| Stated exercise |
Extract the text of each entry below exactly, leaving every image behind.

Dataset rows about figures
********
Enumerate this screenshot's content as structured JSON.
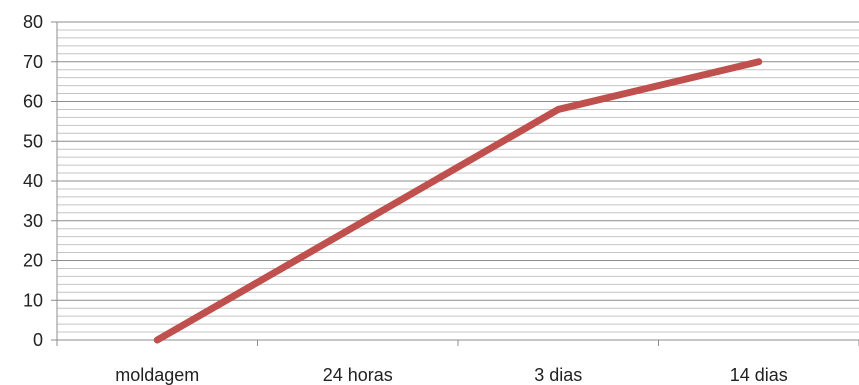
{
  "chart_data": {
    "type": "line",
    "title": "",
    "xlabel": "",
    "ylabel": "",
    "categories": [
      "moldagem",
      "24 horas",
      "3 dias",
      "14 dias"
    ],
    "ylim": [
      0,
      80
    ],
    "y_ticks": [
      0,
      10,
      20,
      30,
      40,
      50,
      60,
      70,
      80
    ],
    "minor_grid_step": 2,
    "grid": true,
    "legend": "none",
    "series": [
      {
        "color": "#c0504d",
        "values": [
          0,
          29,
          58,
          70
        ]
      }
    ]
  }
}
********
| Reply to the task |
Enumerate this screenshot's content as structured JSON.
{
  "chart_data": {
    "type": "line",
    "title": "",
    "xlabel": "",
    "ylabel": "",
    "categories": [
      "moldagem",
      "24 horas",
      "3 dias",
      "14 dias"
    ],
    "ylim": [
      0,
      80
    ],
    "y_ticks": [
      0,
      10,
      20,
      30,
      40,
      50,
      60,
      70,
      80
    ],
    "minor_grid_step": 2,
    "grid": true,
    "legend": "none",
    "series": [
      {
        "color": "#c0504d",
        "values": [
          0,
          29,
          58,
          70
        ]
      }
    ]
  }
}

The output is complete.